*JOB*:
Return the records word for word. Any pictures in them are not part of the copy.

Extracted data entries
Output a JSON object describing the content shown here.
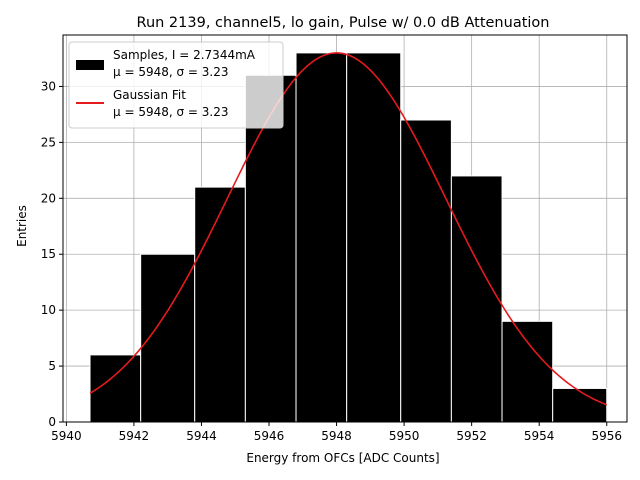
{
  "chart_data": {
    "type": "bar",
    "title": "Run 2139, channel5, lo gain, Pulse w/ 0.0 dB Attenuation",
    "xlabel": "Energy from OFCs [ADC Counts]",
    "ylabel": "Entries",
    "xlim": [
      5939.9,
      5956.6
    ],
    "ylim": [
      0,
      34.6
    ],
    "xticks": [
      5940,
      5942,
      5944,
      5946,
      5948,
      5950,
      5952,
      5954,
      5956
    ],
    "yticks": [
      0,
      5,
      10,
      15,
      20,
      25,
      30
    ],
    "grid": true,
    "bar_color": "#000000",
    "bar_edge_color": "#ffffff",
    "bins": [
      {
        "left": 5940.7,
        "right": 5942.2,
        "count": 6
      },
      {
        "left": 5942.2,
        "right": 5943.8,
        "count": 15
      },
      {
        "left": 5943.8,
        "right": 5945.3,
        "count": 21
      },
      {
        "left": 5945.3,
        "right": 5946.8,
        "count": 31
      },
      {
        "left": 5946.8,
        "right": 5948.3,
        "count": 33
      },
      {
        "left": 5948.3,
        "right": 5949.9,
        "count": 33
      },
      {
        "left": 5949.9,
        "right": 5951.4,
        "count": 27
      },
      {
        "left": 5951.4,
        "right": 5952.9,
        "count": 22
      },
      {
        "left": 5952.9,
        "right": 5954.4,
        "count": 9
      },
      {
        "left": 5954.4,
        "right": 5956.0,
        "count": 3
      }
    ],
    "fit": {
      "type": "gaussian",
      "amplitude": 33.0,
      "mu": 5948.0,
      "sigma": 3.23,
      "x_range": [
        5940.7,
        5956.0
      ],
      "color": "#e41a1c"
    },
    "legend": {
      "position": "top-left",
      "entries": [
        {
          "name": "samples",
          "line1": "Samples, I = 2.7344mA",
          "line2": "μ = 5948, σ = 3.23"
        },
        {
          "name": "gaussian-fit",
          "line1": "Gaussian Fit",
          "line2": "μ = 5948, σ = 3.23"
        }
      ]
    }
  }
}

*FULL ANSWER*:
Output a JSON object describing the content shown here.
{
  "chart_data": {
    "type": "bar",
    "title": "Run 2139, channel5, lo gain, Pulse w/ 0.0 dB Attenuation",
    "xlabel": "Energy from OFCs [ADC Counts]",
    "ylabel": "Entries",
    "xlim": [
      5939.9,
      5956.6
    ],
    "ylim": [
      0,
      34.6
    ],
    "xticks": [
      5940,
      5942,
      5944,
      5946,
      5948,
      5950,
      5952,
      5954,
      5956
    ],
    "yticks": [
      0,
      5,
      10,
      15,
      20,
      25,
      30
    ],
    "grid": true,
    "bar_color": "#000000",
    "bar_edge_color": "#ffffff",
    "bins": [
      {
        "left": 5940.7,
        "right": 5942.2,
        "count": 6
      },
      {
        "left": 5942.2,
        "right": 5943.8,
        "count": 15
      },
      {
        "left": 5943.8,
        "right": 5945.3,
        "count": 21
      },
      {
        "left": 5945.3,
        "right": 5946.8,
        "count": 31
      },
      {
        "left": 5946.8,
        "right": 5948.3,
        "count": 33
      },
      {
        "left": 5948.3,
        "right": 5949.9,
        "count": 33
      },
      {
        "left": 5949.9,
        "right": 5951.4,
        "count": 27
      },
      {
        "left": 5951.4,
        "right": 5952.9,
        "count": 22
      },
      {
        "left": 5952.9,
        "right": 5954.4,
        "count": 9
      },
      {
        "left": 5954.4,
        "right": 5956.0,
        "count": 3
      }
    ],
    "fit": {
      "type": "gaussian",
      "amplitude": 33.0,
      "mu": 5948.0,
      "sigma": 3.23,
      "x_range": [
        5940.7,
        5956.0
      ],
      "color": "#e41a1c"
    },
    "legend": {
      "position": "top-left",
      "entries": [
        {
          "name": "samples",
          "line1": "Samples, I = 2.7344mA",
          "line2": "μ = 5948, σ = 3.23"
        },
        {
          "name": "gaussian-fit",
          "line1": "Gaussian Fit",
          "line2": "μ = 5948, σ = 3.23"
        }
      ]
    }
  }
}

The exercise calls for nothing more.